- _Exercise_
Transcribe all of the material below word for word and leave out its pictures.

::::::::::

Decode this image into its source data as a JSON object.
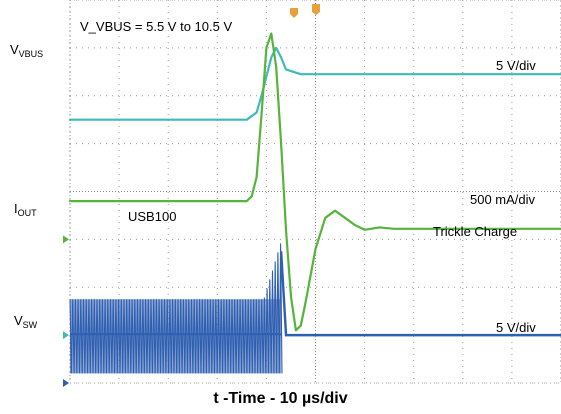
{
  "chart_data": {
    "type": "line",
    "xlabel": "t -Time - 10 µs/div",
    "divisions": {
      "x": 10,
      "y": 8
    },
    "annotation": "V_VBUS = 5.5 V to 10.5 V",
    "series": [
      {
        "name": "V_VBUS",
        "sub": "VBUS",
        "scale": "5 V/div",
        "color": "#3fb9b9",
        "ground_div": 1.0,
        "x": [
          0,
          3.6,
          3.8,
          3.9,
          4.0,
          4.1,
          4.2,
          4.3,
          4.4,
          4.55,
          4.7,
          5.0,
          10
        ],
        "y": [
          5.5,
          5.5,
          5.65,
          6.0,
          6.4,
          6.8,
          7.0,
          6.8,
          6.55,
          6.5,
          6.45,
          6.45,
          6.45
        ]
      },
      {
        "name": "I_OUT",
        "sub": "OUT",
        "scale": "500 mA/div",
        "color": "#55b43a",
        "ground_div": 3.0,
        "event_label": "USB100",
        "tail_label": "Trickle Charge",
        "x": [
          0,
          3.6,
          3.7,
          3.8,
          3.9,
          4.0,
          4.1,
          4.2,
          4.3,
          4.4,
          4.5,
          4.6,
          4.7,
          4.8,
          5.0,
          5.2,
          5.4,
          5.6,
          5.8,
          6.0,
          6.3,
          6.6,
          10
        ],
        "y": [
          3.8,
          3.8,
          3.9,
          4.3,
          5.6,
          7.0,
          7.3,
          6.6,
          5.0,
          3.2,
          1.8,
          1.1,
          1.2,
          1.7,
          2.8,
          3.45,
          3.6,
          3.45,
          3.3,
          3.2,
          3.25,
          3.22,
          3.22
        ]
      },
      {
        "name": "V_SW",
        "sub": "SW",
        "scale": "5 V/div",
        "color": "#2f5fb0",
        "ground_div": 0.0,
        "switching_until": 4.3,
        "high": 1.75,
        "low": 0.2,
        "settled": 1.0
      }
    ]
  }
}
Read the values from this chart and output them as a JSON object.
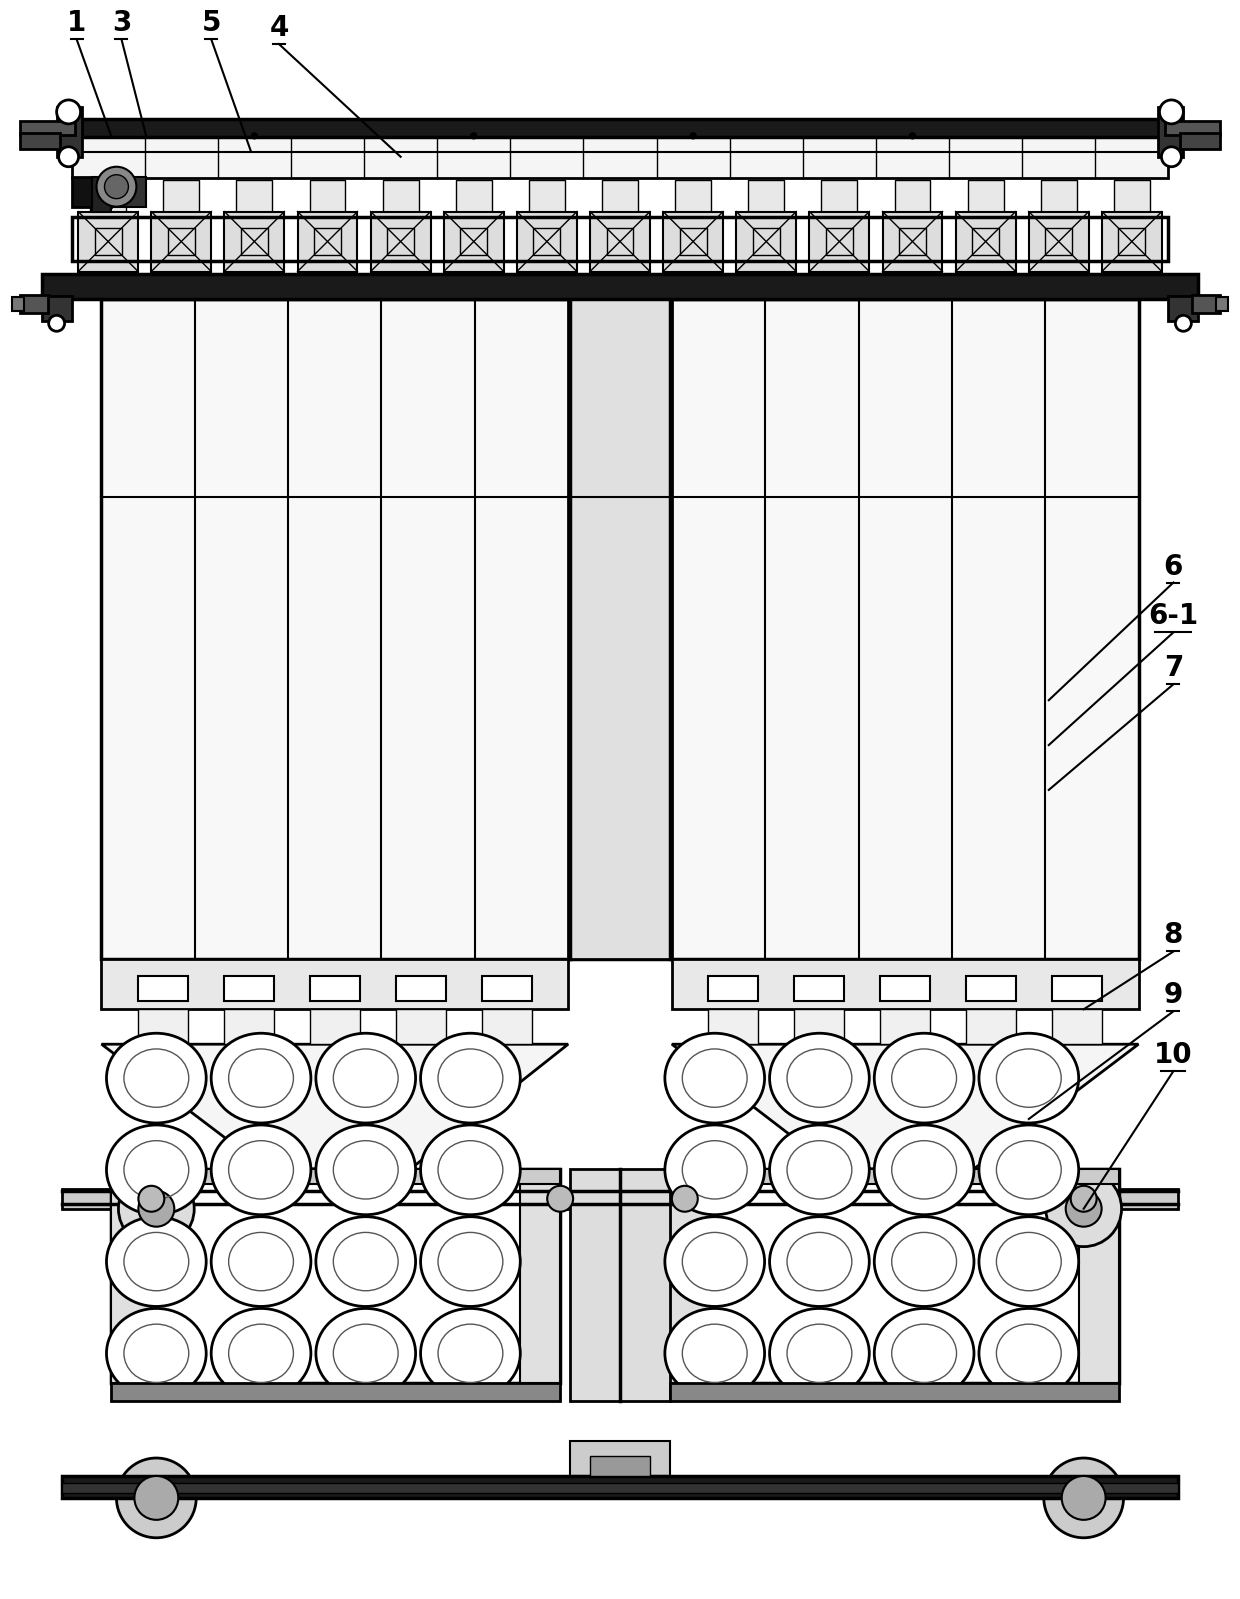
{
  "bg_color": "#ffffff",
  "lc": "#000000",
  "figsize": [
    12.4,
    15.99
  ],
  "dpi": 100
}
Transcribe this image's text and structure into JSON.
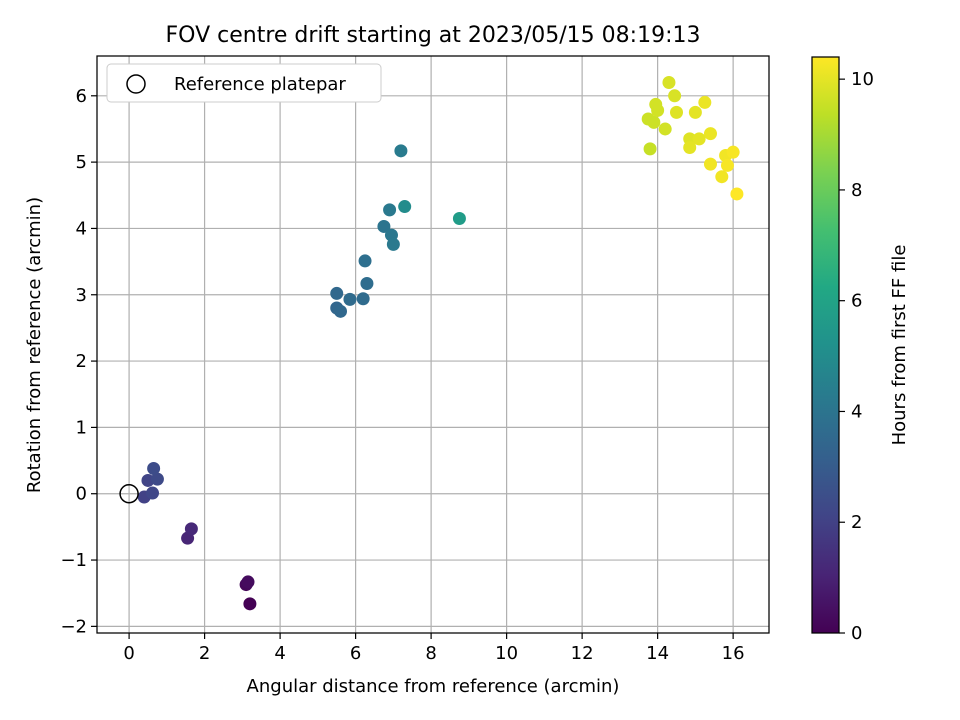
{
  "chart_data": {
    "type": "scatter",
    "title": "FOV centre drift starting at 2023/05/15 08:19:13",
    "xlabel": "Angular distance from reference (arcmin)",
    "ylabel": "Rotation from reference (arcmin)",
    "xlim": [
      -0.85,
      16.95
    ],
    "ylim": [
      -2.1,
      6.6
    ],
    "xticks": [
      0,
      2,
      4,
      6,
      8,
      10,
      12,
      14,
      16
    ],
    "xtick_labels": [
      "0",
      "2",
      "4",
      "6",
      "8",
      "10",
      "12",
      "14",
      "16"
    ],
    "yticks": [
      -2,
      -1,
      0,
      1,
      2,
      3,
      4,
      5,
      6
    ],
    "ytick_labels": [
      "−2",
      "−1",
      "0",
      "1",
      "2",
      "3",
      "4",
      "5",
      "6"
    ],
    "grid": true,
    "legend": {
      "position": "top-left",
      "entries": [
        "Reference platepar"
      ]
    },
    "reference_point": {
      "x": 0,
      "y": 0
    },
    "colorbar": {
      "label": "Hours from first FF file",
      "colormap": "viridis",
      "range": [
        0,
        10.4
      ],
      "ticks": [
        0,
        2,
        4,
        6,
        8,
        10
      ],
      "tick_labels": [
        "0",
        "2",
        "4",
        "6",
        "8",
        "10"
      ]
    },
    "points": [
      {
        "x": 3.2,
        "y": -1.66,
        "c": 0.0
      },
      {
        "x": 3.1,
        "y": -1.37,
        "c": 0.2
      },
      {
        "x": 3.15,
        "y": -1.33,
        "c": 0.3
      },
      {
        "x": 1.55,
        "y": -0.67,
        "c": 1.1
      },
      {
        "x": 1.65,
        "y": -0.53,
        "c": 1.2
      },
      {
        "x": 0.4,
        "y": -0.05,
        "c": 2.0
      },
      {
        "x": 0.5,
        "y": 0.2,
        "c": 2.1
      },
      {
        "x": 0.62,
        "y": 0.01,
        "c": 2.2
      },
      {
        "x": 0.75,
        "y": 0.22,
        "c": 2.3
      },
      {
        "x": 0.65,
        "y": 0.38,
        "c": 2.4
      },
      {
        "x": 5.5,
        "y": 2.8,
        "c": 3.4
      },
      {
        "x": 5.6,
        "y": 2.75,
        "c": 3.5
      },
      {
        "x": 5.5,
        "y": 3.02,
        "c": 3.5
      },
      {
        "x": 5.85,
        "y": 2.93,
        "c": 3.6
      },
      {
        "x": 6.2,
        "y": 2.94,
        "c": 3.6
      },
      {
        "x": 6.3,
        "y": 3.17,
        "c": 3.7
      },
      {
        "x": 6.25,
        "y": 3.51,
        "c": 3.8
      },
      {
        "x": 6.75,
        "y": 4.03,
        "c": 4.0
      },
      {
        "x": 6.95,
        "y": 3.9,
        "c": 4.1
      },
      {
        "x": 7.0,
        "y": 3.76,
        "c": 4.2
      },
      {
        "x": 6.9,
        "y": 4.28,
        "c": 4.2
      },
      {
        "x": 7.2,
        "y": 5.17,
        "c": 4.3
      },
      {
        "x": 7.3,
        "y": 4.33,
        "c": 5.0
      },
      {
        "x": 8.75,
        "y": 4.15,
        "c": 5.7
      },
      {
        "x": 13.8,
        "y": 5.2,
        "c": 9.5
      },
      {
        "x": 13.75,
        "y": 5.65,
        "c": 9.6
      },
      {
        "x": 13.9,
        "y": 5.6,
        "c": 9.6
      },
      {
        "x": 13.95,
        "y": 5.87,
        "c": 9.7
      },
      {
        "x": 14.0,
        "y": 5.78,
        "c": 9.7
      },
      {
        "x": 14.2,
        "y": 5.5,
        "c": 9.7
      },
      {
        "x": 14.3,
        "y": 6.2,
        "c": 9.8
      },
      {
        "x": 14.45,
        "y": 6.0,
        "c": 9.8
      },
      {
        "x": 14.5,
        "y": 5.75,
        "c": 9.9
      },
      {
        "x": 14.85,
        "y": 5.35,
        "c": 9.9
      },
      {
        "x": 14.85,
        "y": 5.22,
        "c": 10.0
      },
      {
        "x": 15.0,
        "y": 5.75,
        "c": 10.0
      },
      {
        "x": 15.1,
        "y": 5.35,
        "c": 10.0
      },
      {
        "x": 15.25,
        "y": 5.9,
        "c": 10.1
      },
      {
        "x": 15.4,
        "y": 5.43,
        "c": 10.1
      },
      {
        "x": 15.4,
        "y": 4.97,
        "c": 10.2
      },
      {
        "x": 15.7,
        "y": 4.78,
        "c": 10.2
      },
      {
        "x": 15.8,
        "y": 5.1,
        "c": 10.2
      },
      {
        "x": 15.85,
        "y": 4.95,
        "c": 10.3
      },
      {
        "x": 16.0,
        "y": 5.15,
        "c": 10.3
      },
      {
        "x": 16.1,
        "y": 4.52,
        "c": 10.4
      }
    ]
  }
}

::::::::::

- _Worked solution_
Decode this image into its source data as a JSON object.
{
  "chart_data": {
    "type": "line",
    "xlabel": "t -Time - 10 µs/div",
    "divisions": {
      "x": 10,
      "y": 8
    },
    "annotation": "V_VBUS = 5.5 V to 10.5 V",
    "series": [
      {
        "name": "V_VBUS",
        "sub": "VBUS",
        "scale": "5 V/div",
        "color": "#3fb9b9",
        "ground_div": 1.0,
        "x": [
          0,
          3.6,
          3.8,
          3.9,
          4.0,
          4.1,
          4.2,
          4.3,
          4.4,
          4.55,
          4.7,
          5.0,
          10
        ],
        "y": [
          5.5,
          5.5,
          5.65,
          6.0,
          6.4,
          6.8,
          7.0,
          6.8,
          6.55,
          6.5,
          6.45,
          6.45,
          6.45
        ]
      },
      {
        "name": "I_OUT",
        "sub": "OUT",
        "scale": "500 mA/div",
        "color": "#55b43a",
        "ground_div": 3.0,
        "event_label": "USB100",
        "tail_label": "Trickle Charge",
        "x": [
          0,
          3.6,
          3.7,
          3.8,
          3.9,
          4.0,
          4.1,
          4.2,
          4.3,
          4.4,
          4.5,
          4.6,
          4.7,
          4.8,
          5.0,
          5.2,
          5.4,
          5.6,
          5.8,
          6.0,
          6.3,
          6.6,
          10
        ],
        "y": [
          3.8,
          3.8,
          3.9,
          4.3,
          5.6,
          7.0,
          7.3,
          6.6,
          5.0,
          3.2,
          1.8,
          1.1,
          1.2,
          1.7,
          2.8,
          3.45,
          3.6,
          3.45,
          3.3,
          3.2,
          3.25,
          3.22,
          3.22
        ]
      },
      {
        "name": "V_SW",
        "sub": "SW",
        "scale": "5 V/div",
        "color": "#2f5fb0",
        "ground_div": 0.0,
        "switching_until": 4.3,
        "high": 1.75,
        "low": 0.2,
        "settled": 1.0
      }
    ]
  }
}
Read the values from this chart and output them as a JSON object.
{
  "bg_color": "#ffffff",
  "lc": "#000000",
  "figsize": [
    12.4,
    15.99
  ],
  "dpi": 100
}
Transcribe this image's text and structure into JSON.
{
  "chart_data": {
    "type": "scatter",
    "title": "FOV centre drift starting at 2023/05/15 08:19:13",
    "xlabel": "Angular distance from reference (arcmin)",
    "ylabel": "Rotation from reference (arcmin)",
    "xlim": [
      -0.85,
      16.95
    ],
    "ylim": [
      -2.1,
      6.6
    ],
    "xticks": [
      0,
      2,
      4,
      6,
      8,
      10,
      12,
      14,
      16
    ],
    "xtick_labels": [
      "0",
      "2",
      "4",
      "6",
      "8",
      "10",
      "12",
      "14",
      "16"
    ],
    "yticks": [
      -2,
      -1,
      0,
      1,
      2,
      3,
      4,
      5,
      6
    ],
    "ytick_labels": [
      "−2",
      "−1",
      "0",
      "1",
      "2",
      "3",
      "4",
      "5",
      "6"
    ],
    "grid": true,
    "legend": {
      "position": "top-left",
      "entries": [
        "Reference platepar"
      ]
    },
    "reference_point": {
      "x": 0,
      "y": 0
    },
    "colorbar": {
      "label": "Hours from first FF file",
      "colormap": "viridis",
      "range": [
        0,
        10.4
      ],
      "ticks": [
        0,
        2,
        4,
        6,
        8,
        10
      ],
      "tick_labels": [
        "0",
        "2",
        "4",
        "6",
        "8",
        "10"
      ]
    },
    "points": [
      {
        "x": 3.2,
        "y": -1.66,
        "c": 0.0
      },
      {
        "x": 3.1,
        "y": -1.37,
        "c": 0.2
      },
      {
        "x": 3.15,
        "y": -1.33,
        "c": 0.3
      },
      {
        "x": 1.55,
        "y": -0.67,
        "c": 1.1
      },
      {
        "x": 1.65,
        "y": -0.53,
        "c": 1.2
      },
      {
        "x": 0.4,
        "y": -0.05,
        "c": 2.0
      },
      {
        "x": 0.5,
        "y": 0.2,
        "c": 2.1
      },
      {
        "x": 0.62,
        "y": 0.01,
        "c": 2.2
      },
      {
        "x": 0.75,
        "y": 0.22,
        "c": 2.3
      },
      {
        "x": 0.65,
        "y": 0.38,
        "c": 2.4
      },
      {
        "x": 5.5,
        "y": 2.8,
        "c": 3.4
      },
      {
        "x": 5.6,
        "y": 2.75,
        "c": 3.5
      },
      {
        "x": 5.5,
        "y": 3.02,
        "c": 3.5
      },
      {
        "x": 5.85,
        "y": 2.93,
        "c": 3.6
      },
      {
        "x": 6.2,
        "y": 2.94,
        "c": 3.6
      },
      {
        "x": 6.3,
        "y": 3.17,
        "c": 3.7
      },
      {
        "x": 6.25,
        "y": 3.51,
        "c": 3.8
      },
      {
        "x": 6.75,
        "y": 4.03,
        "c": 4.0
      },
      {
        "x": 6.95,
        "y": 3.9,
        "c": 4.1
      },
      {
        "x": 7.0,
        "y": 3.76,
        "c": 4.2
      },
      {
        "x": 6.9,
        "y": 4.28,
        "c": 4.2
      },
      {
        "x": 7.2,
        "y": 5.17,
        "c": 4.3
      },
      {
        "x": 7.3,
        "y": 4.33,
        "c": 5.0
      },
      {
        "x": 8.75,
        "y": 4.15,
        "c": 5.7
      },
      {
        "x": 13.8,
        "y": 5.2,
        "c": 9.5
      },
      {
        "x": 13.75,
        "y": 5.65,
        "c": 9.6
      },
      {
        "x": 13.9,
        "y": 5.6,
        "c": 9.6
      },
      {
        "x": 13.95,
        "y": 5.87,
        "c": 9.7
      },
      {
        "x": 14.0,
        "y": 5.78,
        "c": 9.7
      },
      {
        "x": 14.2,
        "y": 5.5,
        "c": 9.7
      },
      {
        "x": 14.3,
        "y": 6.2,
        "c": 9.8
      },
      {
        "x": 14.45,
        "y": 6.0,
        "c": 9.8
      },
      {
        "x": 14.5,
        "y": 5.75,
        "c": 9.9
      },
      {
        "x": 14.85,
        "y": 5.35,
        "c": 9.9
      },
      {
        "x": 14.85,
        "y": 5.22,
        "c": 10.0
      },
      {
        "x": 15.0,
        "y": 5.75,
        "c": 10.0
      },
      {
        "x": 15.1,
        "y": 5.35,
        "c": 10.0
      },
      {
        "x": 15.25,
        "y": 5.9,
        "c": 10.1
      },
      {
        "x": 15.4,
        "y": 5.43,
        "c": 10.1
      },
      {
        "x": 15.4,
        "y": 4.97,
        "c": 10.2
      },
      {
        "x": 15.7,
        "y": 4.78,
        "c": 10.2
      },
      {
        "x": 15.8,
        "y": 5.1,
        "c": 10.2
      },
      {
        "x": 15.85,
        "y": 4.95,
        "c": 10.3
      },
      {
        "x": 16.0,
        "y": 5.15,
        "c": 10.3
      },
      {
        "x": 16.1,
        "y": 4.52,
        "c": 10.4
      }
    ]
  }
}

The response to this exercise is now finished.